Short exercise:
Each line containing the word "Sheeran" should be found and copied.

Entries:
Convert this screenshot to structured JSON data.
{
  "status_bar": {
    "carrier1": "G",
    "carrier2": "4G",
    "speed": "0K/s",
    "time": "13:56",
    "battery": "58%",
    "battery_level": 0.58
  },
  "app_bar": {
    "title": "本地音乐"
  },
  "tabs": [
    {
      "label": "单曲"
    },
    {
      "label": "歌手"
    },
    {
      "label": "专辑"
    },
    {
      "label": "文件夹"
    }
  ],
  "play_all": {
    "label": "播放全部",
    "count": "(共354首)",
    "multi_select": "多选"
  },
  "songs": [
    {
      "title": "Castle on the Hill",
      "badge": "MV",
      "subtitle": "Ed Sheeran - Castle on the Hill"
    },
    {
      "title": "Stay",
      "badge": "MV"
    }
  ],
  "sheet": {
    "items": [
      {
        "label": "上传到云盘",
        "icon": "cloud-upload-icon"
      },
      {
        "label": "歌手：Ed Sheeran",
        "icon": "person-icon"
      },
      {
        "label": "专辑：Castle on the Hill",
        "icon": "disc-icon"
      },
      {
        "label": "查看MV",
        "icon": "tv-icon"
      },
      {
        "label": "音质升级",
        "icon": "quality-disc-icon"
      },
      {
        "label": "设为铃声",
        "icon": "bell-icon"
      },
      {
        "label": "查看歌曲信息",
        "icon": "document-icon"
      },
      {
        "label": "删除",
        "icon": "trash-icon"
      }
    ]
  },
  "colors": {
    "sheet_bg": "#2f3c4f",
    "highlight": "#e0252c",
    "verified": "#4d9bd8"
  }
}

Answer to the task:
      "subtitle": "Ed Sheeran - Castle on the Hill"
        "label": "歌手：Ed Sheeran",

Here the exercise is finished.